_TAREA BREVE 1:_ En el texto sobre la Primera sinfonía de Sibelius, ¿cómo se definió el compositor en una carta a su esposa?

═══ TEXTO PROPORCIONADO ═══

La Primera sinfonía de Sibelius es su primera obra orquestal sin un título programático. Sin embargo, la idea inicial del autor era llamarla “Un diálogo musical” y bajo esa idea rectora pensó proporcionar a cada movimiento de la obra con un carácter particular; a saber, el del primer movimiento sería: «Sopla fríamente, el clima frío del mar” (supuestamente tomado de una canción sueco-finlandesa); “Heine (El abeto del norte sueña con la palmera del sur)” para el segundo (relacionado con un poema de Heinrich Heine [1797-1856]); “Saga de invierno” y “El cielo de Jorma” para las secciones siguientes, cuya inspiración vino de El cuento de invierno de William Shakespeare (1564-1616) y de una novela de Juhani Aho (1861-1921) cuyo subtítulo era por demás sobrecogedor: “Descripciones de la batalla final entre el Cristianismo y el Paganismo en Finlandia”. Entonces ¿sí es una Sinfonía con contenido programático? En realidad, ninguno de estos caracteres son expuestos de manera implícita en la partitura, aunque si escuchamos la música con atención nos daremos cuenta que cada una de sus partes está guiada por esos motivos. Basta decir que Sibelius se definió en una carta a su esposa como “pintor del sonido”.

═══ INFORMACIÓN PROPORCIONADA ═══

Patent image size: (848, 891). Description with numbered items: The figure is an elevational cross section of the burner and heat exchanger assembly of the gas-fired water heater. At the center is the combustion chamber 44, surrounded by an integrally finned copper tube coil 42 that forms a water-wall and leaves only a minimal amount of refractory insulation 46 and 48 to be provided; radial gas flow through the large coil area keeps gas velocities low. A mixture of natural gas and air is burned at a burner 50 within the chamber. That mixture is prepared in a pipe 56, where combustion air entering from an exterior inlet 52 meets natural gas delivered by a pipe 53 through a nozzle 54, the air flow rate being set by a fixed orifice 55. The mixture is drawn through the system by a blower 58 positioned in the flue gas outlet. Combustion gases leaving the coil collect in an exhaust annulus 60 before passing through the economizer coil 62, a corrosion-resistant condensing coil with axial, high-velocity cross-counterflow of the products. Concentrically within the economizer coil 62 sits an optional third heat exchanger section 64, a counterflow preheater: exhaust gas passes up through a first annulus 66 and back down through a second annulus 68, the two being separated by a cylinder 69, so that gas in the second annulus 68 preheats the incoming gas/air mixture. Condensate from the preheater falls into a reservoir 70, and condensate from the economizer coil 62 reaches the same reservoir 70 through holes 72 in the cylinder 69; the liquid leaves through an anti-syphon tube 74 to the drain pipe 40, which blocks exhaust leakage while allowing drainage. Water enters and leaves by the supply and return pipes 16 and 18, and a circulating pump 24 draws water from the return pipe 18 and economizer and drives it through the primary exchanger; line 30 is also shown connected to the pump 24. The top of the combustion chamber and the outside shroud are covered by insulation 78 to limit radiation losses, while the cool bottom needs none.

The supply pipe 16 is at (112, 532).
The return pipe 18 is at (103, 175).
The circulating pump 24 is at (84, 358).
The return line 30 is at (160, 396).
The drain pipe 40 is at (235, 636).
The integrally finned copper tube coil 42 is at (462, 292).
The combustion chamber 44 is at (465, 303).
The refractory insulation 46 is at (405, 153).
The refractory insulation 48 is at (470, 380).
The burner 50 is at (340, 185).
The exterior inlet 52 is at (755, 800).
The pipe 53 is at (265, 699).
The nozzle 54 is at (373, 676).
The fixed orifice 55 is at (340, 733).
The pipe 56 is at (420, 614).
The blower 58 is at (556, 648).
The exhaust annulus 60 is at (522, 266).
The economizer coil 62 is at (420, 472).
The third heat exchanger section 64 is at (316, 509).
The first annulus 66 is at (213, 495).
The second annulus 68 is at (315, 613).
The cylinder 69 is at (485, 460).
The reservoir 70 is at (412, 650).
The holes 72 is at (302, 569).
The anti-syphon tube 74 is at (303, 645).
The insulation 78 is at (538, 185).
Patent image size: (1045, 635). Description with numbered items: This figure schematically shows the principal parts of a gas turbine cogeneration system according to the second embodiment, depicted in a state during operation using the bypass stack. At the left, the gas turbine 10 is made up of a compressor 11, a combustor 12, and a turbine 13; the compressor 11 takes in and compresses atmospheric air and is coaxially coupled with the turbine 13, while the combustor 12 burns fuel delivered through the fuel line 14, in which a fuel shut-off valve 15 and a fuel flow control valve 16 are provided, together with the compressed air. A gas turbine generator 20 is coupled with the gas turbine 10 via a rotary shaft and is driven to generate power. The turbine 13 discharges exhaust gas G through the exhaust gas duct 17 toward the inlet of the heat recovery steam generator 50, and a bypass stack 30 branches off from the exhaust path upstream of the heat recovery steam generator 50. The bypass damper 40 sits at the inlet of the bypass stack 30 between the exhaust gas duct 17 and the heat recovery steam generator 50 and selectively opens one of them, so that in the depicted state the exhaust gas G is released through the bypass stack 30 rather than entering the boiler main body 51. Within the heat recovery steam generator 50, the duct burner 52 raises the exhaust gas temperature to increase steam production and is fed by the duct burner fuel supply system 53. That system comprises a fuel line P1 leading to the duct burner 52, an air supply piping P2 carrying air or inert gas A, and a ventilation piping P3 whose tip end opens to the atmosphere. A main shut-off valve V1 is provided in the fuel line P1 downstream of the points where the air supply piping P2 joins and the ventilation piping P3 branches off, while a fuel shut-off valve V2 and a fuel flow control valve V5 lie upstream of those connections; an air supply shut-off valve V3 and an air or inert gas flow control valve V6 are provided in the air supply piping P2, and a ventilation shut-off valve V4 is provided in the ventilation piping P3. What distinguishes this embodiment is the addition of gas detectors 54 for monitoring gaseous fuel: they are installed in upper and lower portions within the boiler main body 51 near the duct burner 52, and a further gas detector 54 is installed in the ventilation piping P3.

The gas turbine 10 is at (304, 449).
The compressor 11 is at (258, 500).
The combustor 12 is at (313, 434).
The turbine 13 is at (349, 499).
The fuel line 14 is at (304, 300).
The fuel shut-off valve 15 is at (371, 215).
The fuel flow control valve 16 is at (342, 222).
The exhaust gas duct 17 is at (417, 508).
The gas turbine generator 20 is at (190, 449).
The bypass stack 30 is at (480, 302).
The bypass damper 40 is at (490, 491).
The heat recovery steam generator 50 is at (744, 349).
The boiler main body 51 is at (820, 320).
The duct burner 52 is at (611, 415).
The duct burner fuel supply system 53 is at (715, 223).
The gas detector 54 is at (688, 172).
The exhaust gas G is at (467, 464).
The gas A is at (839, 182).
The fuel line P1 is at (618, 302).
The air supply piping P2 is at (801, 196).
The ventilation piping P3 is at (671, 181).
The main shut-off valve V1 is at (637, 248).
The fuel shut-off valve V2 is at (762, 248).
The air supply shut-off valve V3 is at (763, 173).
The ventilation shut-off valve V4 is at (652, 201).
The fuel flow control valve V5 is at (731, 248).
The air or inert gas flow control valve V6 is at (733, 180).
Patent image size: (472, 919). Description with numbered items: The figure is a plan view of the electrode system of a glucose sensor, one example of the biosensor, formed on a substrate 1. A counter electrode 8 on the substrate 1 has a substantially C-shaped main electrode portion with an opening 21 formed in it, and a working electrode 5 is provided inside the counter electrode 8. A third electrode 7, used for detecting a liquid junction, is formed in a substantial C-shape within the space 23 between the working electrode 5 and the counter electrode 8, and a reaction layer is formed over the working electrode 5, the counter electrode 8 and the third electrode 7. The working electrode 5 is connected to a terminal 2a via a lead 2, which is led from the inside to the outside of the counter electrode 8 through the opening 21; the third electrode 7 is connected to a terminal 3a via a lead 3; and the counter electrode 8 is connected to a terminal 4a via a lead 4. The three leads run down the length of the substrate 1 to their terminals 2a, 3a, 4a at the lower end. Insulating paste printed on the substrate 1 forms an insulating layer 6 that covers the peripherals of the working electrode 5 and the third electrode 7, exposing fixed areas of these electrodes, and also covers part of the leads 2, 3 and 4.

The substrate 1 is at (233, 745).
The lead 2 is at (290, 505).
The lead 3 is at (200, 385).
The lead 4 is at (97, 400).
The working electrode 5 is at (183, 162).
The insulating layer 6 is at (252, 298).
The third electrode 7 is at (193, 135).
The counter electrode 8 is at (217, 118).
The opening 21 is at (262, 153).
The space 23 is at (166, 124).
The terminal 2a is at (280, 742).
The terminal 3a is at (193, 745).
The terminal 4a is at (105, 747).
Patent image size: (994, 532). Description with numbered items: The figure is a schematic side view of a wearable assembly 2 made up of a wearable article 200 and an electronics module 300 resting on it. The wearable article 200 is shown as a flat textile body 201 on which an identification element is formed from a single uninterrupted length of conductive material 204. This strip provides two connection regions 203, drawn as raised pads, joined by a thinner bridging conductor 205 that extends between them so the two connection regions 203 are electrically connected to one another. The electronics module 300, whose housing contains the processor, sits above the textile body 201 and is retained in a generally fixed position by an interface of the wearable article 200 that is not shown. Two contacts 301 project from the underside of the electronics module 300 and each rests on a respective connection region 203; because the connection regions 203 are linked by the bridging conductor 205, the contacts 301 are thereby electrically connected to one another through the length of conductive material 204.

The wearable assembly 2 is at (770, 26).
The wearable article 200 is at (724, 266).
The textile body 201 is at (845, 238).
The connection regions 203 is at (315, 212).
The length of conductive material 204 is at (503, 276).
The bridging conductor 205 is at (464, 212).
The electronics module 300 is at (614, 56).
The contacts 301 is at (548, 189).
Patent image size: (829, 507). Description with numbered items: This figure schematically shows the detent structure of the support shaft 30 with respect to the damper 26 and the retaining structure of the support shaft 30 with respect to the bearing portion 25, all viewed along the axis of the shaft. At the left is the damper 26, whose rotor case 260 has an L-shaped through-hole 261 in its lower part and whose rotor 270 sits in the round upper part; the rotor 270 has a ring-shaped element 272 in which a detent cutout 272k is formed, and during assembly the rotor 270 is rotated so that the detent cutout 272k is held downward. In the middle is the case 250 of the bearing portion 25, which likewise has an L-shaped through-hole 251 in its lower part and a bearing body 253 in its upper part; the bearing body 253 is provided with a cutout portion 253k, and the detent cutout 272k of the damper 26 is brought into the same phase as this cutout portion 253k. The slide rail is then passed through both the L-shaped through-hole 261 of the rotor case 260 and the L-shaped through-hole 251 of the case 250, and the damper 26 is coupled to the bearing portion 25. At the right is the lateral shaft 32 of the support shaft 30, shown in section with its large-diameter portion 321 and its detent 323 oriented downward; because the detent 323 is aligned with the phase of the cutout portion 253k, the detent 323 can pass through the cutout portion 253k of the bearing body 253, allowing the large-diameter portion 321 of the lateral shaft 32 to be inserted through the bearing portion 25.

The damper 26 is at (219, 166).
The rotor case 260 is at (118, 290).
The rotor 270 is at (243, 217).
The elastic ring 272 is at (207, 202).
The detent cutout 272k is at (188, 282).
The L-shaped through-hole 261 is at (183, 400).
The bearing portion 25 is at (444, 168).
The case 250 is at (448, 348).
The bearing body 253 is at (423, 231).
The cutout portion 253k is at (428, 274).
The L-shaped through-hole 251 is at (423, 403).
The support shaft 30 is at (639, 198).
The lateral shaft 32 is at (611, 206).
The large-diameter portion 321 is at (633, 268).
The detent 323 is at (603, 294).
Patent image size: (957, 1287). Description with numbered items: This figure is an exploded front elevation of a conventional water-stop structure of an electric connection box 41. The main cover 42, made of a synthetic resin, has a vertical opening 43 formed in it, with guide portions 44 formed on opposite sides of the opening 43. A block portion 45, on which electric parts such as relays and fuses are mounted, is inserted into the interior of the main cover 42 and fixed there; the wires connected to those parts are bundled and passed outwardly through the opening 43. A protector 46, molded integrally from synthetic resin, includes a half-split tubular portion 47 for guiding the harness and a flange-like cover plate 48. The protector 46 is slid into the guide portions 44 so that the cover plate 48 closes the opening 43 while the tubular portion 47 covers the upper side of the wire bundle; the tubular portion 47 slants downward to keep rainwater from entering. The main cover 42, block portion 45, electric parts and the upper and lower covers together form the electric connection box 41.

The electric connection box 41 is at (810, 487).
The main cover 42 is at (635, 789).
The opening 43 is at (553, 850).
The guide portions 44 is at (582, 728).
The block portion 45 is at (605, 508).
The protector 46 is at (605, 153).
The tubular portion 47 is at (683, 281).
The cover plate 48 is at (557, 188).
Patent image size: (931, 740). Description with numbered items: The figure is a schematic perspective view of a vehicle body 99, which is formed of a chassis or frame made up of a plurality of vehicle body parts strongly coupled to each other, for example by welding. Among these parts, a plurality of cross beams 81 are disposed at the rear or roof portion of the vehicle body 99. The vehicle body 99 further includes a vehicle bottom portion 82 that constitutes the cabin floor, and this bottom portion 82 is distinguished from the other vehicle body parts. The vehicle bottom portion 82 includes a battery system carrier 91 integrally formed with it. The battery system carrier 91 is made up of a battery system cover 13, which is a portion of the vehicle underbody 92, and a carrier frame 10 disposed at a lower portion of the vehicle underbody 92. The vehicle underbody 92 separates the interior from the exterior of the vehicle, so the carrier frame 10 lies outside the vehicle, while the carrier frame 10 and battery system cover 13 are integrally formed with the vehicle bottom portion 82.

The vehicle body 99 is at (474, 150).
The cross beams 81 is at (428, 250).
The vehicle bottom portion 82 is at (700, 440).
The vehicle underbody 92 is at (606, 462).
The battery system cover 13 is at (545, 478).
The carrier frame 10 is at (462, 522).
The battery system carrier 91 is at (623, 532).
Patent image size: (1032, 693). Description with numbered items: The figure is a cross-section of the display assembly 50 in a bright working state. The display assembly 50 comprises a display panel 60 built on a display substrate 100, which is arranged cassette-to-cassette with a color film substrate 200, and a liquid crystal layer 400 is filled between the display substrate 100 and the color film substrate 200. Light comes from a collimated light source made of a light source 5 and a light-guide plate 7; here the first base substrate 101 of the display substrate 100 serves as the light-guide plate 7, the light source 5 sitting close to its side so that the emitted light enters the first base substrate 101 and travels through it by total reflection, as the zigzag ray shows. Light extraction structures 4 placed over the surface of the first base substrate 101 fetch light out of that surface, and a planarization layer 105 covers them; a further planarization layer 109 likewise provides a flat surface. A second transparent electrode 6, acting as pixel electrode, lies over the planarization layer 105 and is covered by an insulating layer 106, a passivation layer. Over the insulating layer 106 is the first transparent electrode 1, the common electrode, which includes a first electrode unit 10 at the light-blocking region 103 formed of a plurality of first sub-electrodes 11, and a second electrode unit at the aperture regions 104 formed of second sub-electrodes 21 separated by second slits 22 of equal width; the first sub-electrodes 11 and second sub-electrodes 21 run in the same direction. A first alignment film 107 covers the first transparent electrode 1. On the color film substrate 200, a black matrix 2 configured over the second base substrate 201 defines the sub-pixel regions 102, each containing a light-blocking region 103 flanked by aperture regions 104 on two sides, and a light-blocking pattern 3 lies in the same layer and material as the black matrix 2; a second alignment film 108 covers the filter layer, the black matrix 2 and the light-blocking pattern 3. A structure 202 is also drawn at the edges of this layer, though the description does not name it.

═══

_TAREA BREVE 2:_ Copia al pie de la letra la parte del listado que empieza con la línea que contiene «Patent image size: (994, 532).» y termina con la que contiene «The contacts 301 is at (548, 189).», ambas incluidas.

_RESPUESTA FINAL 1:_ Como «pintor del sonido».

_RESPUESTA FINAL 2:_
Patent image size: (994, 532). Description with numbered items: The figure is a schematic side view of a wearable assembly 2 made up of a wearable article 200 and an electronics module 300 resting on it. The wearable article 200 is shown as a flat textile body 201 on which an identification element is formed from a single uninterrupted length of conductive material 204. This strip provides two connection regions 203, drawn as raised pads, joined by a thinner bridging conductor 205 that extends between them so the two connection regions 203 are electrically connected to one another. The electronics module 300, whose housing contains the processor, sits above the textile body 201 and is retained in a generally fixed position by an interface of the wearable article 200 that is not shown. Two contacts 301 project from the underside of the electronics module 300 and each rests on a respective connection region 203; because the connection regions 203 are linked by the bridging conductor 205, the contacts 301 are thereby electrically connected to one another through the length of conductive material 204.

The wearable assembly 2 is at (770, 26).
The wearable article 200 is at (724, 266).
The textile body 201 is at (845, 238).
The connection regions 203 is at (315, 212).
The length of conductive material 204 is at (503, 276).
The bridging conductor 205 is at (464, 212).
The electronics module 300 is at (614, 56).
The contacts 301 is at (548, 189).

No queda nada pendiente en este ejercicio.